*Directions for this task*: Reproduce the material exactly, omitting nothing.

*Supplied information*:
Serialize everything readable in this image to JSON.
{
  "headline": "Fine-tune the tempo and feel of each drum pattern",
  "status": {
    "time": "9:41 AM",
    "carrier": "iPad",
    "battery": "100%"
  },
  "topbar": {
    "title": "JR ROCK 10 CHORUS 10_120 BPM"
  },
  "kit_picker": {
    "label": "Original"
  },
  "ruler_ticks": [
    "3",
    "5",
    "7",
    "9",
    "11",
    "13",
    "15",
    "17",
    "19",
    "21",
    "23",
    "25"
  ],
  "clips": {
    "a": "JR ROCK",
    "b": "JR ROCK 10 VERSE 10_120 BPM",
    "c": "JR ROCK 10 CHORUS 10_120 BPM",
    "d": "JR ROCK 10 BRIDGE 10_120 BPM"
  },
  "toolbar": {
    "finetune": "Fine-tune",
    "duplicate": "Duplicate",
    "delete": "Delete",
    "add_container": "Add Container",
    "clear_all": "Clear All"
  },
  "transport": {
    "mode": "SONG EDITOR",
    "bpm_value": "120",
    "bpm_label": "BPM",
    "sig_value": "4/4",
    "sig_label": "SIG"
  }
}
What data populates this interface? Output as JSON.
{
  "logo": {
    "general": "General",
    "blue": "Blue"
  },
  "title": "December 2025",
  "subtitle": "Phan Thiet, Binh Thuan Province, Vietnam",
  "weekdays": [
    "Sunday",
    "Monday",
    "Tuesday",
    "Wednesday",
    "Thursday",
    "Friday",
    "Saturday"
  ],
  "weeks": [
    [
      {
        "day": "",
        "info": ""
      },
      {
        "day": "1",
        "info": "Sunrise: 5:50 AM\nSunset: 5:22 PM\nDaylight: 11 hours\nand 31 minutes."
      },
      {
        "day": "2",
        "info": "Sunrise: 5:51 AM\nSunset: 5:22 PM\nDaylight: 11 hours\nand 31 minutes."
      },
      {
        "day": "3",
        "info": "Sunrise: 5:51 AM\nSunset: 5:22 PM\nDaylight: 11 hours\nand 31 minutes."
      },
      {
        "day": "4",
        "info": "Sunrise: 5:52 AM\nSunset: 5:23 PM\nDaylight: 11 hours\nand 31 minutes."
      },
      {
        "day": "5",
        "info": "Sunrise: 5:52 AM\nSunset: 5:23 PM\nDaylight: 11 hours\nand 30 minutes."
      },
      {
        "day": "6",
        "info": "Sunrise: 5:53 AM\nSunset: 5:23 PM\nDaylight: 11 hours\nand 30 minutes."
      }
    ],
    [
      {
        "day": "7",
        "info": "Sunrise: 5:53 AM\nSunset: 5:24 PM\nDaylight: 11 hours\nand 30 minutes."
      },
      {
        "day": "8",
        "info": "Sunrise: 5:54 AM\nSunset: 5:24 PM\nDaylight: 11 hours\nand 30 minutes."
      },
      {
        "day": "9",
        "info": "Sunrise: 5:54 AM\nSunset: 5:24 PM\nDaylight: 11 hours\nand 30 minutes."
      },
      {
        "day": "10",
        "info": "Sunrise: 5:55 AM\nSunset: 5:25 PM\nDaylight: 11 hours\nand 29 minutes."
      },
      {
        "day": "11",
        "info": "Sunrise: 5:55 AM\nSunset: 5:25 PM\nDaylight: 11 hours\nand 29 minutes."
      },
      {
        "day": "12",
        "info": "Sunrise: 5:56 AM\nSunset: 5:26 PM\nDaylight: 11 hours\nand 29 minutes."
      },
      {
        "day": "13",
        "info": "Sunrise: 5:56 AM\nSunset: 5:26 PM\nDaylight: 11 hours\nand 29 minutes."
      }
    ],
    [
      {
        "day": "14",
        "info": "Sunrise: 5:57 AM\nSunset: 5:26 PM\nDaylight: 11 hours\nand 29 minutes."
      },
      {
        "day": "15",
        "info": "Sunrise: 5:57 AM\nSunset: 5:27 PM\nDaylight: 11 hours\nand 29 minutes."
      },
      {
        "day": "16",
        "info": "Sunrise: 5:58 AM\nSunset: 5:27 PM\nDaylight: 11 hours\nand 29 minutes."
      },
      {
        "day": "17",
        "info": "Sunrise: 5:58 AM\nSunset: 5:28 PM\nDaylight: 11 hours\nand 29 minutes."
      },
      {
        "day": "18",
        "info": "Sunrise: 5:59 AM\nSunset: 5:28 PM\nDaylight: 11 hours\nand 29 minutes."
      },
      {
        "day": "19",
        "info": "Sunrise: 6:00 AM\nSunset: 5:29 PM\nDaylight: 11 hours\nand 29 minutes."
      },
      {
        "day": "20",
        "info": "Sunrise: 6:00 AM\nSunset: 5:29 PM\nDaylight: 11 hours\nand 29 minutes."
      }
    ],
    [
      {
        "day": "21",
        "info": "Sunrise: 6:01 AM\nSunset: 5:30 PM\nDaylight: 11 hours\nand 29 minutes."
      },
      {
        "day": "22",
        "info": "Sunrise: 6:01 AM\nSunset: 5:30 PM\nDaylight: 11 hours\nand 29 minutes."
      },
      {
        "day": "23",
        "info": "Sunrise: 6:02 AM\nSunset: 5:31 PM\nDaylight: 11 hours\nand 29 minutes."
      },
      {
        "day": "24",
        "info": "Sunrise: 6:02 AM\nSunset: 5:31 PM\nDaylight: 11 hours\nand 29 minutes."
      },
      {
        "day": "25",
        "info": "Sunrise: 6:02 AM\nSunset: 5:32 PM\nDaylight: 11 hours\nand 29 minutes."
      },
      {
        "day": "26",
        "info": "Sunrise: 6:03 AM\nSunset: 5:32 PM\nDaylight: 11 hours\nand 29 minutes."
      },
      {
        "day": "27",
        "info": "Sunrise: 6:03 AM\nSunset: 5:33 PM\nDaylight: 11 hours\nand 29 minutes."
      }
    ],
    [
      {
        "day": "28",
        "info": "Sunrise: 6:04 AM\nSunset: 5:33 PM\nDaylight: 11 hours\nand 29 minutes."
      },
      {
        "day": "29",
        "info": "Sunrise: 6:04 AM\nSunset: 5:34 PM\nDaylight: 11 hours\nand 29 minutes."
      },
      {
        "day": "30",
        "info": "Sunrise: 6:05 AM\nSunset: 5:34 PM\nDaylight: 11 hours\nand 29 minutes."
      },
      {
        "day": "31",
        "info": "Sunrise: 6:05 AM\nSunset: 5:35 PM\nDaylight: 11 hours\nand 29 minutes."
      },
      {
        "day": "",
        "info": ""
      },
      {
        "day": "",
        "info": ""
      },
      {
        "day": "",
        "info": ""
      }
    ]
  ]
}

*Response to the exercise*:
Serialize everything readable in this image to JSON.
{
  "headline": "Fine-tune the tempo and feel of each drum pattern",
  "status": {
    "time": "9:41 AM",
    "carrier": "iPad",
    "battery": "100%"
  },
  "topbar": {
    "title": "JR ROCK 10 CHORUS 10_120 BPM"
  },
  "kit_picker": {
    "label": "Original"
  },
  "ruler_ticks": [
    "3",
    "5",
    "7",
    "9",
    "11",
    "13",
    "15",
    "17",
    "19",
    "21",
    "23",
    "25"
  ],
  "clips": {
    "a": "JR ROCK",
    "b": "JR ROCK 10 VERSE 10_120 BPM",
    "c": "JR ROCK 10 CHORUS 10_120 BPM",
    "d": "JR ROCK 10 BRIDGE 10_120 BPM"
  },
  "toolbar": {
    "finetune": "Fine-tune",
    "duplicate": "Duplicate",
    "delete": "Delete",
    "add_container": "Add Container",
    "clear_all": "Clear All"
  },
  "transport": {
    "mode": "SONG EDITOR",
    "bpm_value": "120",
    "bpm_label": "BPM",
    "sig_value": "4/4",
    "sig_label": "SIG"
  }
}
What data populates this interface? Output as JSON.
{
  "logo": {
    "general": "General",
    "blue": "Blue"
  },
  "title": "December 2025",
  "subtitle": "Phan Thiet, Binh Thuan Province, Vietnam",
  "weekdays": [
    "Sunday",
    "Monday",
    "Tuesday",
    "Wednesday",
    "Thursday",
    "Friday",
    "Saturday"
  ],
  "weeks": [
    [
      {
        "day": "",
        "info": ""
      },
      {
        "day": "1",
        "info": "Sunrise: 5:50 AM\nSunset: 5:22 PM\nDaylight: 11 hours\nand 31 minutes."
      },
      {
        "day": "2",
        "info": "Sunrise: 5:51 AM\nSunset: 5:22 PM\nDaylight: 11 hours\nand 31 minutes."
      },
      {
        "day": "3",
        "info": "Sunrise: 5:51 AM\nSunset: 5:22 PM\nDaylight: 11 hours\nand 31 minutes."
      },
      {
        "day": "4",
        "info": "Sunrise: 5:52 AM\nSunset: 5:23 PM\nDaylight: 11 hours\nand 31 minutes."
      },
      {
        "day": "5",
        "info": "Sunrise: 5:52 AM\nSunset: 5:23 PM\nDaylight: 11 hours\nand 30 minutes."
      },
      {
        "day": "6",
        "info": "Sunrise: 5:53 AM\nSunset: 5:23 PM\nDaylight: 11 hours\nand 30 minutes."
      }
    ],
    [
      {
        "day": "7",
        "info": "Sunrise: 5:53 AM\nSunset: 5:24 PM\nDaylight: 11 hours\nand 30 minutes."
      },
      {
        "day": "8",
        "info": "Sunrise: 5:54 AM\nSunset: 5:24 PM\nDaylight: 11 hours\nand 30 minutes."
      },
      {
        "day": "9",
        "info": "Sunrise: 5:54 AM\nSunset: 5:24 PM\nDaylight: 11 hours\nand 30 minutes."
      },
      {
        "day": "10",
        "info": "Sunrise: 5:55 AM\nSunset: 5:25 PM\nDaylight: 11 hours\nand 29 minutes."
      },
      {
        "day": "11",
        "info": "Sunrise: 5:55 AM\nSunset: 5:25 PM\nDaylight: 11 hours\nand 29 minutes."
      },
      {
        "day": "12",
        "info": "Sunrise: 5:56 AM\nSunset: 5:26 PM\nDaylight: 11 hours\nand 29 minutes."
      },
      {
        "day": "13",
        "info": "Sunrise: 5:56 AM\nSunset: 5:26 PM\nDaylight: 11 hours\nand 29 minutes."
      }
    ],
    [
      {
        "day": "14",
        "info": "Sunrise: 5:57 AM\nSunset: 5:26 PM\nDaylight: 11 hours\nand 29 minutes."
      },
      {
        "day": "15",
        "info": "Sunrise: 5:57 AM\nSunset: 5:27 PM\nDaylight: 11 hours\nand 29 minutes."
      },
      {
        "day": "16",
        "info": "Sunrise: 5:58 AM\nSunset: 5:27 PM\nDaylight: 11 hours\nand 29 minutes."
      },
      {
        "day": "17",
        "info": "Sunrise: 5:58 AM\nSunset: 5:28 PM\nDaylight: 11 hours\nand 29 minutes."
      },
      {
        "day": "18",
        "info": "Sunrise: 5:59 AM\nSunset: 5:28 PM\nDaylight: 11 hours\nand 29 minutes."
      },
      {
        "day": "19",
        "info": "Sunrise: 6:00 AM\nSunset: 5:29 PM\nDaylight: 11 hours\nand 29 minutes."
      },
      {
        "day": "20",
        "info": "Sunrise: 6:00 AM\nSunset: 5:29 PM\nDaylight: 11 hours\nand 29 minutes."
      }
    ],
    [
      {
        "day": "21",
        "info": "Sunrise: 6:01 AM\nSunset: 5:30 PM\nDaylight: 11 hours\nand 29 minutes."
      },
      {
        "day": "22",
        "info": "Sunrise: 6:01 AM\nSunset: 5:30 PM\nDaylight: 11 hours\nand 29 minutes."
      },
      {
        "day": "23",
        "info": "Sunrise: 6:02 AM\nSunset: 5:31 PM\nDaylight: 11 hours\nand 29 minutes."
      },
      {
        "day": "24",
        "info": "Sunrise: 6:02 AM\nSunset: 5:31 PM\nDaylight: 11 hours\nand 29 minutes."
      },
      {
        "day": "25",
        "info": "Sunrise: 6:02 AM\nSunset: 5:32 PM\nDaylight: 11 hours\nand 29 minutes."
      },
      {
        "day": "26",
        "info": "Sunrise: 6:03 AM\nSunset: 5:32 PM\nDaylight: 11 hours\nand 29 minutes."
      },
      {
        "day": "27",
        "info": "Sunrise: 6:03 AM\nSunset: 5:33 PM\nDaylight: 11 hours\nand 29 minutes."
      }
    ],
    [
      {
        "day": "28",
        "info": "Sunrise: 6:04 AM\nSunset: 5:33 PM\nDaylight: 11 hours\nand 29 minutes."
      },
      {
        "day": "29",
        "info": "Sunrise: 6:04 AM\nSunset: 5:34 PM\nDaylight: 11 hours\nand 29 minutes."
      },
      {
        "day": "30",
        "info": "Sunrise: 6:05 AM\nSunset: 5:34 PM\nDaylight: 11 hours\nand 29 minutes."
      },
      {
        "day": "31",
        "info": "Sunrise: 6:05 AM\nSunset: 5:35 PM\nDaylight: 11 hours\nand 29 minutes."
      },
      {
        "day": "",
        "info": ""
      },
      {
        "day": "",
        "info": ""
      },
      {
        "day": "",
        "info": ""
      }
    ]
  ]
}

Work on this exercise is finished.